(To do) Copy out word for word the items that run from the line containing "ruler-unit: m bbox=[82, 51, 92, 62]" through the line containing "progress-label: Progress bbox=[843, 231, 895, 245]", both ends included.

□ □ □ □ □ □ □

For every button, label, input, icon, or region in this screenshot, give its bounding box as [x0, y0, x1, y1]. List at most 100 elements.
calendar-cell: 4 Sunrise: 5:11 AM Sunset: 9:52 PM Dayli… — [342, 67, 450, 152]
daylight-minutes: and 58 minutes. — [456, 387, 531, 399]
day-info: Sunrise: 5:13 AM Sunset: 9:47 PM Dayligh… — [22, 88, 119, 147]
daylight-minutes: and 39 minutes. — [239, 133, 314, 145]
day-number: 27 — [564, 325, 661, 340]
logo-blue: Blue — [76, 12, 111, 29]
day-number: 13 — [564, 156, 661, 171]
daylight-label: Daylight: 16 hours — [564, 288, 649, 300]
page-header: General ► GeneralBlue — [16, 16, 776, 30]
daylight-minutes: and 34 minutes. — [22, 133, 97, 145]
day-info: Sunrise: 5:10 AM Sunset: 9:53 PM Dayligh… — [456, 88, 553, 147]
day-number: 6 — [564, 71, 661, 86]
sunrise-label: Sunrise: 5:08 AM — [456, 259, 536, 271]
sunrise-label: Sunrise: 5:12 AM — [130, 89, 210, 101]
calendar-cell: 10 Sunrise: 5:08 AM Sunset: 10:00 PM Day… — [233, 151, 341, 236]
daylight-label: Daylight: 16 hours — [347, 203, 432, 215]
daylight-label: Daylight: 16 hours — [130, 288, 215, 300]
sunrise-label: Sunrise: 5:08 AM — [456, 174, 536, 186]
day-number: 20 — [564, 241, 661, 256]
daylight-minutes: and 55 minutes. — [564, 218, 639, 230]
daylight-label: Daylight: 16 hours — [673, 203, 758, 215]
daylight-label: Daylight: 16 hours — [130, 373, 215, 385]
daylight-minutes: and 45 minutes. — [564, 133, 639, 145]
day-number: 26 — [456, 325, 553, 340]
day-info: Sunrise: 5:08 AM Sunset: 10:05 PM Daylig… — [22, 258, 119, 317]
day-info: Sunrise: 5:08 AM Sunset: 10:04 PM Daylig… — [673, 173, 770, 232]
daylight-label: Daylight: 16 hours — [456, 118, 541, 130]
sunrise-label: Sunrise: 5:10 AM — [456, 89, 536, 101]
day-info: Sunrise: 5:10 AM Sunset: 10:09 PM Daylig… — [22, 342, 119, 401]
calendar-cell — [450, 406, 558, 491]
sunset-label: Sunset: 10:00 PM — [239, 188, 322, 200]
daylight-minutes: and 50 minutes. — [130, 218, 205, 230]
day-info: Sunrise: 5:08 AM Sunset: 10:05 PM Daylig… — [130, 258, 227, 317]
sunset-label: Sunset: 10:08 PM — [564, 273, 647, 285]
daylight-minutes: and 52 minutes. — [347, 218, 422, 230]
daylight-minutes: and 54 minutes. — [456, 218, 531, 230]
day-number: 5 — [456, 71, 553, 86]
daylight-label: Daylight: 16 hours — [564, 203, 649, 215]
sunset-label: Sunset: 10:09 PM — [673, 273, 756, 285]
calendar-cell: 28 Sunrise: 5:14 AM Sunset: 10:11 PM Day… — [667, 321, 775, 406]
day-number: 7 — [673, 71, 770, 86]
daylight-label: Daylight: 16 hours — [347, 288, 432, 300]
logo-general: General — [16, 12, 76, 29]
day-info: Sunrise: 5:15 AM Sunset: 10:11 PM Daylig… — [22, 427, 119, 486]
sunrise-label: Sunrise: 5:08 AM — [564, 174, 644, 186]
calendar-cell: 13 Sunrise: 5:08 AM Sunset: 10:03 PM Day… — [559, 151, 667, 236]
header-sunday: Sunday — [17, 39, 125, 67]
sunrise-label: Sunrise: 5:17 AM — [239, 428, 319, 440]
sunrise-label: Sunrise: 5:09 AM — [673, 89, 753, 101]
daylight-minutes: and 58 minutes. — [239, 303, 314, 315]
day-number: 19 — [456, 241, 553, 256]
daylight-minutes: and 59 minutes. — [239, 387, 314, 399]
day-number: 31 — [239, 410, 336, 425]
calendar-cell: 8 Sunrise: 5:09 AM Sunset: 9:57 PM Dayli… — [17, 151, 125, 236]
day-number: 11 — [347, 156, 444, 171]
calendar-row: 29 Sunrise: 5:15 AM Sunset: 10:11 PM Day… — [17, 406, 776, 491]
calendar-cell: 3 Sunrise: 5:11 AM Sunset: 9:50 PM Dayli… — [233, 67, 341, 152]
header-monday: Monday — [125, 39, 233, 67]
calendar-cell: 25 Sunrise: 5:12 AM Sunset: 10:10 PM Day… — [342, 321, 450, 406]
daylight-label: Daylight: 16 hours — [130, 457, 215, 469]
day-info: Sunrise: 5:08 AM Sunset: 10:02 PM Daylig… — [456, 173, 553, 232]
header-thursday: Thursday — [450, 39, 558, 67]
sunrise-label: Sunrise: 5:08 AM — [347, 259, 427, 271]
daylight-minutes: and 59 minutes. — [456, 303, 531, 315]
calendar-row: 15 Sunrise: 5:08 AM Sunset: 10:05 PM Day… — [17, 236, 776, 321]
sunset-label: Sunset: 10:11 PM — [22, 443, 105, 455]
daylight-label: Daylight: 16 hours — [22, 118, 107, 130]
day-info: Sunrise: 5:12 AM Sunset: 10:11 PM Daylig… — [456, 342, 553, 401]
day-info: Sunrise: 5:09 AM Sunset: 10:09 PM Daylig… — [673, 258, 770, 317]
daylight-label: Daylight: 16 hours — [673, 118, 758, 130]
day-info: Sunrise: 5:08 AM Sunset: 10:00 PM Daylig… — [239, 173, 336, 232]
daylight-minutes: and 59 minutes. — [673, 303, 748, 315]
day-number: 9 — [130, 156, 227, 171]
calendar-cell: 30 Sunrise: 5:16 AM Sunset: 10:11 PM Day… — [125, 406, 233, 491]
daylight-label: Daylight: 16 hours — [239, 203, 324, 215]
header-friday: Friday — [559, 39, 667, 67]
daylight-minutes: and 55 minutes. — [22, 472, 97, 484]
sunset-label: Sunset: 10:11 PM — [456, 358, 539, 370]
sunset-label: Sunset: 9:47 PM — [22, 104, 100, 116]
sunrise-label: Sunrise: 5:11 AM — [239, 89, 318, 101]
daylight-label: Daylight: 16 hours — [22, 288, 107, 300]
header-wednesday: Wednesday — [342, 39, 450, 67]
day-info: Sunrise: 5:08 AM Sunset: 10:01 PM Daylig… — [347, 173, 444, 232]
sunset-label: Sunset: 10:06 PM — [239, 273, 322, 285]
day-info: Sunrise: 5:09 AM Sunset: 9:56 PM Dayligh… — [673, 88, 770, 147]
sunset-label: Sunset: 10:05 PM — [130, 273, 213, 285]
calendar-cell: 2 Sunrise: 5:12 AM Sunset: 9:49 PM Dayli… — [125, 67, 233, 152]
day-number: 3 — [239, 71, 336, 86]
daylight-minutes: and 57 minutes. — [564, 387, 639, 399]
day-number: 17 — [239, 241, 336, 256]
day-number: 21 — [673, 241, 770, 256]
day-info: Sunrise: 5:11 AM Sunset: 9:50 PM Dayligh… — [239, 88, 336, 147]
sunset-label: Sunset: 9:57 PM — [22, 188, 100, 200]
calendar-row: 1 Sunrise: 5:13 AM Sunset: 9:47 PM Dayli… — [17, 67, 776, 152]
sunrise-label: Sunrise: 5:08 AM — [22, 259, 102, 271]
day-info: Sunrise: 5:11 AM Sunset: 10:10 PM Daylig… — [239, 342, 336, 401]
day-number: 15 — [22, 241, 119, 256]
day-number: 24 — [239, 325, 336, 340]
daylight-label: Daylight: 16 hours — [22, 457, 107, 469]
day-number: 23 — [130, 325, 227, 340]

□ □ □ □ □ □ □

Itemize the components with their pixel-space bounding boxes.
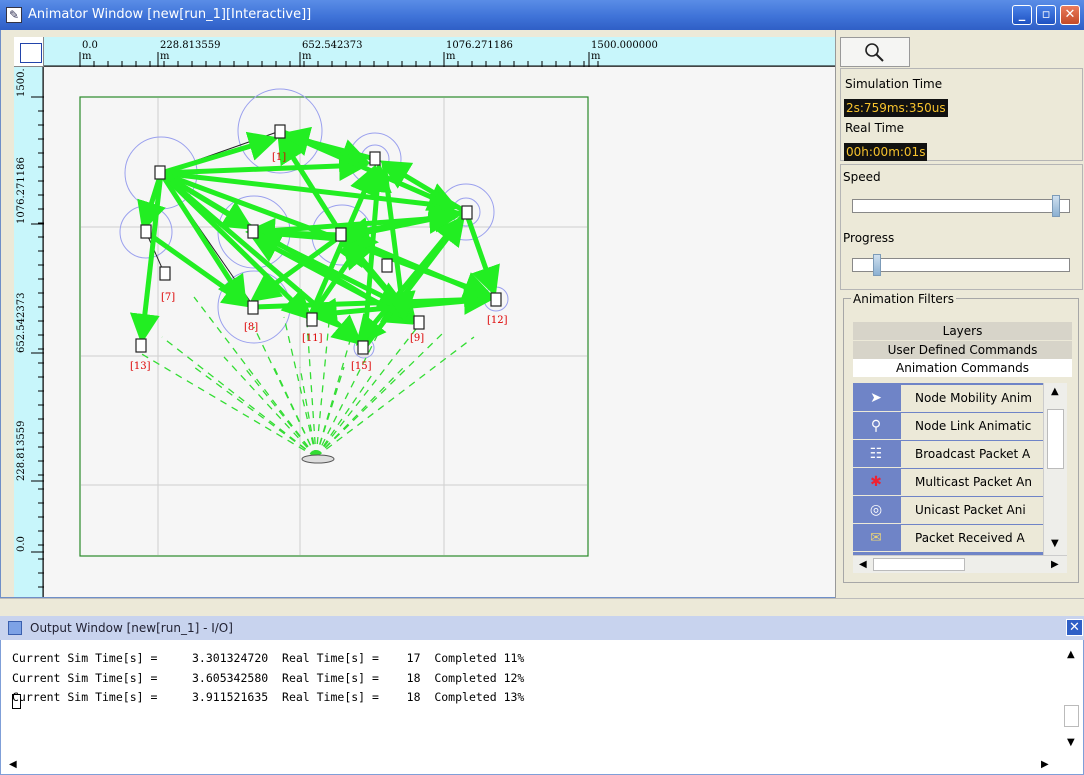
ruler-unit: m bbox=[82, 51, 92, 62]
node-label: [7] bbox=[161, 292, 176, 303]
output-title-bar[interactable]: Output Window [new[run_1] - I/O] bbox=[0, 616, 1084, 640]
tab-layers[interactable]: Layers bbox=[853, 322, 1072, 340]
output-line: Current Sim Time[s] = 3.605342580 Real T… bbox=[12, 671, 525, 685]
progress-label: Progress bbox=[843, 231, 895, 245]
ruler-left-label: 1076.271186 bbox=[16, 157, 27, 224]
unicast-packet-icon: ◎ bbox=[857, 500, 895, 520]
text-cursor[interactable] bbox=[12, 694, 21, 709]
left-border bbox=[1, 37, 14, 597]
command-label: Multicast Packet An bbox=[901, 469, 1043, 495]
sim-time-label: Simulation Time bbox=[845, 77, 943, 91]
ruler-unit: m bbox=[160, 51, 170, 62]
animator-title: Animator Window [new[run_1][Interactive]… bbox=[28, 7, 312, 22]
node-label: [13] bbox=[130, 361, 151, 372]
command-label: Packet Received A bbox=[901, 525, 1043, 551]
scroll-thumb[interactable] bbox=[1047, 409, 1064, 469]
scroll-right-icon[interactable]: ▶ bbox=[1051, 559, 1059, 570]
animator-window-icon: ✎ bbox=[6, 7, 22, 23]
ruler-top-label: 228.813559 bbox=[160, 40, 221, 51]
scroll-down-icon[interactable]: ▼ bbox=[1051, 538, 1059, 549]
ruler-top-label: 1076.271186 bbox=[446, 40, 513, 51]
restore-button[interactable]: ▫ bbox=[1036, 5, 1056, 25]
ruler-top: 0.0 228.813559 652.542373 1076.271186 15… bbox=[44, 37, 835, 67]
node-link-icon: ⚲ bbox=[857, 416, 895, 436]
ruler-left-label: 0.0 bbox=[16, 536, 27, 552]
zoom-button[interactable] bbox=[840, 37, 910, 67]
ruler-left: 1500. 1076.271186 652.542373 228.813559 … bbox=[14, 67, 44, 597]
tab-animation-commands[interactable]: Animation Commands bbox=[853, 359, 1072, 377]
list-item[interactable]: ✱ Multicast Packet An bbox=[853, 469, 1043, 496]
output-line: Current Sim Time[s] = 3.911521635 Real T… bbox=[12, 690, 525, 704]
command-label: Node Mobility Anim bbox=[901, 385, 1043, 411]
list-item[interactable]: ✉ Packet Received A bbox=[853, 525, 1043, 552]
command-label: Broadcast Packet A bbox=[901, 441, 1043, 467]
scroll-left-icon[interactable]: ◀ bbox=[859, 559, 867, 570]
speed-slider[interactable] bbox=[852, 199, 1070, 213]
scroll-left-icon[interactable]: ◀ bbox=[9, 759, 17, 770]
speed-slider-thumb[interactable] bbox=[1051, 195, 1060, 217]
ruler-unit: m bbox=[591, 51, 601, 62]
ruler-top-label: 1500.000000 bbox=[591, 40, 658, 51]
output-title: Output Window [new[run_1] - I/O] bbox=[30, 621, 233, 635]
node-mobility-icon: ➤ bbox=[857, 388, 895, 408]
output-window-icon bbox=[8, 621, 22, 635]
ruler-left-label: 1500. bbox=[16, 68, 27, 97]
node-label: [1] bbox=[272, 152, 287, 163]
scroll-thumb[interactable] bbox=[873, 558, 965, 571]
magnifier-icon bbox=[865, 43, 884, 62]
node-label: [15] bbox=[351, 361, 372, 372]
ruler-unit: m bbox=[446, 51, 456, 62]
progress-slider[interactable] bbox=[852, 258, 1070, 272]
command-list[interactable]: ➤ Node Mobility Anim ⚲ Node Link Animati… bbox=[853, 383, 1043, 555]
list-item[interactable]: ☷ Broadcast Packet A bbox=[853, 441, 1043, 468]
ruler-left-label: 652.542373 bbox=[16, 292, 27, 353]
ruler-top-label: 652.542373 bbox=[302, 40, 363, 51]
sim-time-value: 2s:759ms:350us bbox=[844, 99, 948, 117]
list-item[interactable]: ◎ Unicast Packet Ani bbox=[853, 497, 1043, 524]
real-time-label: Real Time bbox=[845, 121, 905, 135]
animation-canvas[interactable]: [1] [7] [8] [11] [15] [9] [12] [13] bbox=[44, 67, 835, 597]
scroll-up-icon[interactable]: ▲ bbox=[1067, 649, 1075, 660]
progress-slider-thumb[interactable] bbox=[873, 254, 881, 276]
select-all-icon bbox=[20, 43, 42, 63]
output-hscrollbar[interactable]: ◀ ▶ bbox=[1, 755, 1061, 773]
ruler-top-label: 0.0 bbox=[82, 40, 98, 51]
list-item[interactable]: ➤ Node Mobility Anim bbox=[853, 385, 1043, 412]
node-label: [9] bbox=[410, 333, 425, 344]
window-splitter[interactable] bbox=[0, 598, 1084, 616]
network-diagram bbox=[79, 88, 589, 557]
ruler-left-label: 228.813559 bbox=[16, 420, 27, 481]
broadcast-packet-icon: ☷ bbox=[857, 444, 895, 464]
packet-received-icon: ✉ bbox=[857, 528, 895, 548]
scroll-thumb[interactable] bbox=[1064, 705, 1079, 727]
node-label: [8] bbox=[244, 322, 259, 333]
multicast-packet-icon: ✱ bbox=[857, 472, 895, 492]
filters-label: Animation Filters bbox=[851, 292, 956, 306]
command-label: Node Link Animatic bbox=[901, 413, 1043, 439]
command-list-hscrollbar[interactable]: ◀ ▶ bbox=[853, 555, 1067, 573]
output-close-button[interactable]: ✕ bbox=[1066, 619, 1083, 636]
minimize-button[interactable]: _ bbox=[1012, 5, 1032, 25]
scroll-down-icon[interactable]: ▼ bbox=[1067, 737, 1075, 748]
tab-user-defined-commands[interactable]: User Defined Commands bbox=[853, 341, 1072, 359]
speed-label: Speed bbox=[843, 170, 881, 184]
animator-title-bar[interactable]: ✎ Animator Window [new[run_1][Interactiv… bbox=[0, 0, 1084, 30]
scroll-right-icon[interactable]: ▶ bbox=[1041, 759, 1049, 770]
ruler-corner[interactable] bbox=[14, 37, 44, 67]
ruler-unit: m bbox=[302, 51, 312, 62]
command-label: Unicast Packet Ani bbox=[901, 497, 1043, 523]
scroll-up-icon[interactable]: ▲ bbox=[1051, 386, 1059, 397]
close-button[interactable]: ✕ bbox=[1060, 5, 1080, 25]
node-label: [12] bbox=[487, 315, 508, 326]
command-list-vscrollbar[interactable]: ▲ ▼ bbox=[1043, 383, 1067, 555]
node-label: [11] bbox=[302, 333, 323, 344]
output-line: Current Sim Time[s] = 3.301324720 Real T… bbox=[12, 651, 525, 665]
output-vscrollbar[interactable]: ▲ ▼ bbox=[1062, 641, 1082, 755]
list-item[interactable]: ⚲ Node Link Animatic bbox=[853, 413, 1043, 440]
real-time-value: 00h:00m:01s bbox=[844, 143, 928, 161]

□ □ □ □ □ □ □

(The reply)
ruler-unit: m bbox=[82, 51, 92, 62]
node-label: [7] bbox=[161, 292, 176, 303]
output-title-bar[interactable]: Output Window [new[run_1] - I/O] bbox=[0, 616, 1084, 640]
tab-layers[interactable]: Layers bbox=[853, 322, 1072, 340]
output-line: Current Sim Time[s] = 3.605342580 Real T… bbox=[12, 671, 525, 685]
progress-label: Progress bbox=[843, 231, 895, 245]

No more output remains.